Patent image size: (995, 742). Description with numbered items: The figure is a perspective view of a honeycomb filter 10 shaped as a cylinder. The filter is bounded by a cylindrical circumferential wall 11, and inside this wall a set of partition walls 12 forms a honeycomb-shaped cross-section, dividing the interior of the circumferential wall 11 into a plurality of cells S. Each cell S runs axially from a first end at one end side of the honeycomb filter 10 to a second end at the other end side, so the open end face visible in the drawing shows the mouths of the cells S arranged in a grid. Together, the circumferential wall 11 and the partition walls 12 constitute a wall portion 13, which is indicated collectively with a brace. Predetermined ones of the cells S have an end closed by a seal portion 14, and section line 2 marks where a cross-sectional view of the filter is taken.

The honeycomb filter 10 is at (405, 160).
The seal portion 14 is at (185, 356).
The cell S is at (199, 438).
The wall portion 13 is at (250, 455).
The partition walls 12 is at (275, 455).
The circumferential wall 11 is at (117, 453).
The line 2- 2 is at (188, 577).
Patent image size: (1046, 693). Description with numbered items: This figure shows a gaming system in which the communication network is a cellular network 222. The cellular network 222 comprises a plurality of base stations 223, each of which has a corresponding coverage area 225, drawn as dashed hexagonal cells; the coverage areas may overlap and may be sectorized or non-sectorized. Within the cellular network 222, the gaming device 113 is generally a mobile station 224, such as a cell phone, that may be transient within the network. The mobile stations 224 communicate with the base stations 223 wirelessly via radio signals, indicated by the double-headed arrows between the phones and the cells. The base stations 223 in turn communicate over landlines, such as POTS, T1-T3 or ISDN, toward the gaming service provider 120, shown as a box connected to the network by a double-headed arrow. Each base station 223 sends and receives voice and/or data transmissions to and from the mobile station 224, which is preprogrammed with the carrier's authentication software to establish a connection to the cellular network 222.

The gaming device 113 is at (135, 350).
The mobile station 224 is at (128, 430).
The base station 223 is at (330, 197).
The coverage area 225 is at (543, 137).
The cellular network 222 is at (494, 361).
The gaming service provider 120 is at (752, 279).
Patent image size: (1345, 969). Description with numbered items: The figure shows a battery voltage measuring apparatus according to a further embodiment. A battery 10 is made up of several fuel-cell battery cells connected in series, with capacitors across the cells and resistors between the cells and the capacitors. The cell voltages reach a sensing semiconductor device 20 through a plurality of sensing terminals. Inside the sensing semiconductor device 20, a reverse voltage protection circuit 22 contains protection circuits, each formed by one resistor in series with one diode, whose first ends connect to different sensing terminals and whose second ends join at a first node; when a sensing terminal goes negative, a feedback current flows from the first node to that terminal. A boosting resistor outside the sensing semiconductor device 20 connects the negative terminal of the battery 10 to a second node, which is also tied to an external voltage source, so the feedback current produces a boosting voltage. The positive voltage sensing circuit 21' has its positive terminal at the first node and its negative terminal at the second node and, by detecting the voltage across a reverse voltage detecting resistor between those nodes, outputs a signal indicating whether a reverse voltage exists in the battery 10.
::::::::
== Exercise brief ==
A complete and exact repetition of the entries is required.

== Response ==
Patent image size: (995, 742). Description with numbered items: The figure is a perspective view of a honeycomb filter 10 shaped as a cylinder. The filter is bounded by a cylindrical circumferential wall 11, and inside this wall a set of partition walls 12 forms a honeycomb-shaped cross-section, dividing the interior of the circumferential wall 11 into a plurality of cells S. Each cell S runs axially from a first end at one end side of the honeycomb filter 10 to a second end at the other end side, so the open end face visible in the drawing shows the mouths of the cells S arranged in a grid. Together, the circumferential wall 11 and the partition walls 12 constitute a wall portion 13, which is indicated collectively with a brace. Predetermined ones of the cells S have an end closed by a seal portion 14, and section line 2 marks where a cross-sectional view of the filter is taken.

The honeycomb filter 10 is at (405, 160).
The seal portion 14 is at (185, 356).
The cell S is at (199, 438).
The wall portion 13 is at (250, 455).
The partition walls 12 is at (275, 455).
The circumferential wall 11 is at (117, 453).
The line 2- 2 is at (188, 577).
Patent image size: (1046, 693). Description with numbered items: This figure shows a gaming system in which the communication network is a cellular network 222. The cellular network 222 comprises a plurality of base stations 223, each of which has a corresponding coverage area 225, drawn as dashed hexagonal cells; the coverage areas may overlap and may be sectorized or non-sectorized. Within the cellular network 222, the gaming device 113 is generally a mobile station 224, such as a cell phone, that may be transient within the network. The mobile stations 224 communicate with the base stations 223 wirelessly via radio signals, indicated by the double-headed arrows between the phones and the cells. The base stations 223 in turn communicate over landlines, such as POTS, T1-T3 or ISDN, toward the gaming service provider 120, shown as a box connected to the network by a double-headed arrow. Each base station 223 sends and receives voice and/or data transmissions to and from the mobile station 224, which is preprogrammed with the carrier's authentication software to establish a connection to the cellular network 222.

The gaming device 113 is at (135, 350).
The mobile station 224 is at (128, 430).
The base station 223 is at (330, 197).
The coverage area 225 is at (543, 137).
The cellular network 222 is at (494, 361).
The gaming service provider 120 is at (752, 279).
Patent image size: (1345, 969). Description with numbered items: The figure shows a battery voltage measuring apparatus according to a further embodiment. A battery 10 is made up of several fuel-cell battery cells connected in series, with capacitors across the cells and resistors between the cells and the capacitors. The cell voltages reach a sensing semiconductor device 20 through a plurality of sensing terminals. Inside the sensing semiconductor device 20, a reverse voltage protection circuit 22 contains protection circuits, each formed by one resistor in series with one diode, whose first ends connect to different sensing terminals and whose second ends join at a first node; when a sensing terminal goes negative, a feedback current flows from the first node to that terminal. A boosting resistor outside the sensing semiconductor device 20 connects the negative terminal of the battery 10 to a second node, which is also tied to an external voltage source, so the feedback current produces a boosting voltage. The positive voltage sensing circuit 21' has its positive terminal at the first node and its negative terminal at the second node and, by detecting the voltage across a reverse voltage detecting resistor between those nodes, outputs a signal indicating whether a reverse voltage exists in the battery 10.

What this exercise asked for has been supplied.